• _AUFGABE 1_
Nennen Sie alle Größen, die das VetVise-System laut dem Text über das Kamerasystem im Stall inzwischen bei den Tieren ermitteln kann.
• _AUFGABE 2_
Zitieren Sie aus dem Text über das Kamerasystem im Stall den Abschnitt, der mit „Die nötige Ausstattung“ beginnt und mit „im Geflügelstall verteilt.“ endet.

• _AUSGEWÄHLTER TEXT_
Die nötige Ausstattung dafür ist bewusst simpel. „Im Stall brauchen wir Kameras, Kabel und einen Internetanschluss, damit ist das System effektiv online", erklärt Norman Caspari. Den Prozess hat das vielseitig aufgestellte Team so entwickelt, das die Aufnahmen handelsüblicher 2D-Überwachungskameras ausreichen – ohne Schnickschnack. „Die Magie findet auf dem PC statt“, sagt Johannes Schmidt-Mosig. Auch damit hat sich das Team an die häufigen Begebenheiten auf dem Land eingerichtet: Eine LTE-Internetverbindung reicht für alle Prozesse raus und ist nicht zwangsläufig durchgehend nötig. Der PC liegt beim Landwirt. „Das Vertrauen in Clouddienstleister ist häufig noch gering. Wenn die Anwender Sorge um ihre Daten haben, können sie den PC theoretisch abends in den Safe schließen“, ergänzt er. Die herkömmlichen Kameras werden an mehreren Stellen im Geflügelstall verteilt.

TIER-TRACKING

Das entwickelte Assistenzsystem kann durch die Kameras verschiedene Verhaltensweisen von Schweinen und Masthähnchen ermitteln. Dazu hat das Team „in Handarbeit“ zunächst Videoaufnahmen ausgewertet. Das heißt, sie mussten zum Beispiel jedes einzelne Tier auf dem Bild kennzeichnen und dem Machine-Learning-Netz bzw. der KI „beibringen“, das zu erkennen. Als Ergebnis von rund 100.000 eingelernten Bildern kann das VetVise-System mittlerweile Aktivität und Geschwindigkeit, Flächennutzung und das Wachstum der Tiere ermitteln. Für die Praxis heißt das beispielsweise: Liegen mehr Schweine in einer Stallecke als sonst, kann das die KI sehen. Ebenso kann bestimmt werden, ob Hähnchen bestimmte Futterlinien meiden oder nachts plötzlich die Aktivität der Tiere steigt. „In einem Versuchsstall konnten wir zum Beispiel schnell herausfinden, dass andauernd ein Nachtlicht angegangen ist und die Tiere gestört hat“, sagt Norman.

• _GESPEICHERTE DATENSÄTZE_
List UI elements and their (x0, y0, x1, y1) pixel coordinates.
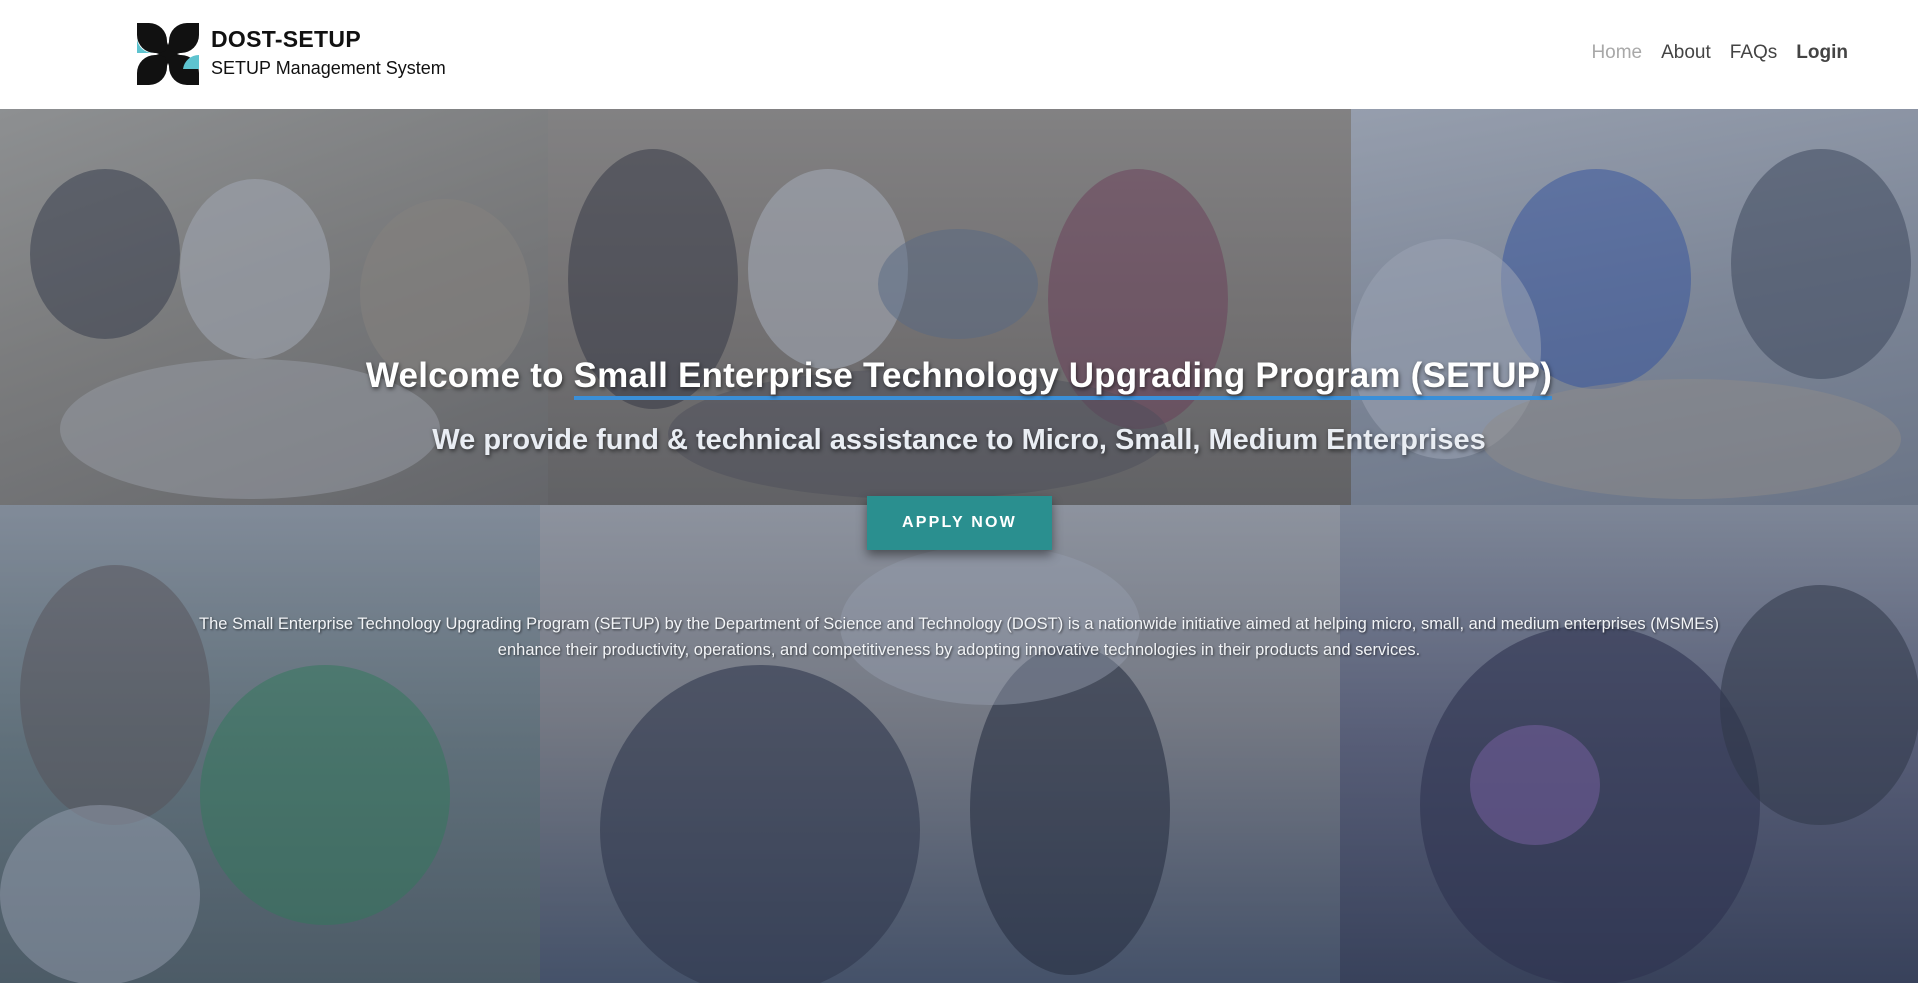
brand-subtitle: SETUP Management System (211, 57, 446, 78)
hero-title-highlight: Small Enterprise Technology Upgrading Pr… (573, 356, 1553, 400)
hero-subtitle: We provide fund & technical assistance t… (432, 424, 1486, 456)
nav-faqs[interactable]: FAQs (1730, 41, 1778, 65)
dost-logo-icon (137, 23, 199, 85)
nav-login[interactable]: Login (1796, 41, 1848, 65)
hero-description: The Small Enterprise Technology Upgradin… (199, 615, 1719, 659)
apply-now-button[interactable]: APPLY NOW (867, 496, 1052, 550)
hero-title-prefix: Welcome to (365, 356, 574, 395)
site-header: DOST-SETUP SETUP Management System Home … (0, 0, 1918, 109)
main-nav: Home About FAQs Login (1572, 41, 1848, 65)
hero-title: Welcome to Small Enterprise Technology U… (0, 356, 1918, 400)
hero-section: Welcome to Small Enterprise Technology U… (0, 109, 1918, 983)
nav-about[interactable]: About (1661, 41, 1711, 65)
brand[interactable]: DOST-SETUP SETUP Management System (137, 23, 446, 85)
nav-home[interactable]: Home (1591, 41, 1642, 65)
brand-title: DOST-SETUP (211, 25, 361, 52)
hero-content: Welcome to Small Enterprise Technology U… (0, 109, 1918, 983)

• _ENDERGEBNIS 1_
Aktivität, Geschwindigkeit, Flächennutzung, Wachstum der Tiere

• _ENDERGEBNIS 2_
Die nötige Ausstattung dafür ist bewusst simpel. „Im Stall brauchen wir Kameras, Kabel und einen Internetanschluss, damit ist das System effektiv online", erklärt Norman Caspari. Den Prozess hat das vielseitig aufgestellte Team so entwickelt, das die Aufnahmen handelsüblicher 2D-Überwachungskameras ausreichen – ohne Schnickschnack. „Die Magie findet auf dem PC statt“, sagt Johannes Schmidt-Mosig. Auch damit hat sich das Team an die häufigen Begebenheiten auf dem Land eingerichtet: Eine LTE-Internetverbindung reicht für alle Prozesse raus und ist nicht zwangsläufig durchgehend nötig. Der PC liegt beim Landwirt. „Das Vertrauen in Clouddienstleister ist häufig noch gering. Wenn die Anwender Sorge um ihre Daten haben, können sie den PC theoretisch abends in den Safe schließen“, ergänzt er. Die herkömmlichen Kameras werden an mehreren Stellen im Geflügelstall verteilt.